What follows is a block of records; reproduce all of it verbatim.
====
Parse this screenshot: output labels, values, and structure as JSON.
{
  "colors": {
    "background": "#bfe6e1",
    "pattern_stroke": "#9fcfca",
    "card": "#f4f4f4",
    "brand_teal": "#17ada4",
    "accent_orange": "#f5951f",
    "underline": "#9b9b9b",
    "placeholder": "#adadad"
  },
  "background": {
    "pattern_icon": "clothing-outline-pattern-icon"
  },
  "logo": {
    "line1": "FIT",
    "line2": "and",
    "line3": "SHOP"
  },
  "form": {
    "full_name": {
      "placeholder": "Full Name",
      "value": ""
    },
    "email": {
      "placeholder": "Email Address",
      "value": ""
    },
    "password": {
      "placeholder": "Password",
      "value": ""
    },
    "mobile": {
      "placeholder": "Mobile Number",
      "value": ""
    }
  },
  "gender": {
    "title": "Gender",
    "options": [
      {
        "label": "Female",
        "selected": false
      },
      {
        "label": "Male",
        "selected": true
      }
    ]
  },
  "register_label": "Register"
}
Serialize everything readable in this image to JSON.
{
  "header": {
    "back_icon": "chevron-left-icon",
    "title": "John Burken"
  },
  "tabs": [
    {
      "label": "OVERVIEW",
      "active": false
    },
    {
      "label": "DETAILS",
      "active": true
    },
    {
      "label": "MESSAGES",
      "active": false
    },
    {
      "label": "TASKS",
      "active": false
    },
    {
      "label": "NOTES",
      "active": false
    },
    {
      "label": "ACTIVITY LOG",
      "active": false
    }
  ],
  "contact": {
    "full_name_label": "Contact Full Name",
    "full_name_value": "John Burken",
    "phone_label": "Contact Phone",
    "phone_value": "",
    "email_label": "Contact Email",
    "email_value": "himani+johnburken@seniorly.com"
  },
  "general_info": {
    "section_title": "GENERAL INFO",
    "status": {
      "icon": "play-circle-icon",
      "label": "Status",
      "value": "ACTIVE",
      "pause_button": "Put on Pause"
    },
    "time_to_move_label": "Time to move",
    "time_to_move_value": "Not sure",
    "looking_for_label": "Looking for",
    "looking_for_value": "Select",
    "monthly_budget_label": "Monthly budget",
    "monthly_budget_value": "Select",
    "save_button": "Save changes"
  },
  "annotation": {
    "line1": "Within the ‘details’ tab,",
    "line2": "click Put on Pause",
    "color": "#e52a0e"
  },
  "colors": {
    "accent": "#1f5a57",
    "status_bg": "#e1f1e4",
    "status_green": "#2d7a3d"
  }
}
====
* Expected answer:
Parse this screenshot: output labels, values, and structure as JSON.
{
  "colors": {
    "background": "#bfe6e1",
    "pattern_stroke": "#9fcfca",
    "card": "#f4f4f4",
    "brand_teal": "#17ada4",
    "accent_orange": "#f5951f",
    "underline": "#9b9b9b",
    "placeholder": "#adadad"
  },
  "background": {
    "pattern_icon": "clothing-outline-pattern-icon"
  },
  "logo": {
    "line1": "FIT",
    "line2": "and",
    "line3": "SHOP"
  },
  "form": {
    "full_name": {
      "placeholder": "Full Name",
      "value": ""
    },
    "email": {
      "placeholder": "Email Address",
      "value": ""
    },
    "password": {
      "placeholder": "Password",
      "value": ""
    },
    "mobile": {
      "placeholder": "Mobile Number",
      "value": ""
    }
  },
  "gender": {
    "title": "Gender",
    "options": [
      {
        "label": "Female",
        "selected": false
      },
      {
        "label": "Male",
        "selected": true
      }
    ]
  },
  "register_label": "Register"
}
Serialize everything readable in this image to JSON.
{
  "header": {
    "back_icon": "chevron-left-icon",
    "title": "John Burken"
  },
  "tabs": [
    {
      "label": "OVERVIEW",
      "active": false
    },
    {
      "label": "DETAILS",
      "active": true
    },
    {
      "label": "MESSAGES",
      "active": false
    },
    {
      "label": "TASKS",
      "active": false
    },
    {
      "label": "NOTES",
      "active": false
    },
    {
      "label": "ACTIVITY LOG",
      "active": false
    }
  ],
  "contact": {
    "full_name_label": "Contact Full Name",
    "full_name_value": "John Burken",
    "phone_label": "Contact Phone",
    "phone_value": "",
    "email_label": "Contact Email",
    "email_value": "himani+johnburken@seniorly.com"
  },
  "general_info": {
    "section_title": "GENERAL INFO",
    "status": {
      "icon": "play-circle-icon",
      "label": "Status",
      "value": "ACTIVE",
      "pause_button": "Put on Pause"
    },
    "time_to_move_label": "Time to move",
    "time_to_move_value": "Not sure",
    "looking_for_label": "Looking for",
    "looking_for_value": "Select",
    "monthly_budget_label": "Monthly budget",
    "monthly_budget_value": "Select",
    "save_button": "Save changes"
  },
  "annotation": {
    "line1": "Within the ‘details’ tab,",
    "line2": "click Put on Pause",
    "color": "#e52a0e"
  },
  "colors": {
    "accent": "#1f5a57",
    "status_bg": "#e1f1e4",
    "status_green": "#2d7a3d"
  }
}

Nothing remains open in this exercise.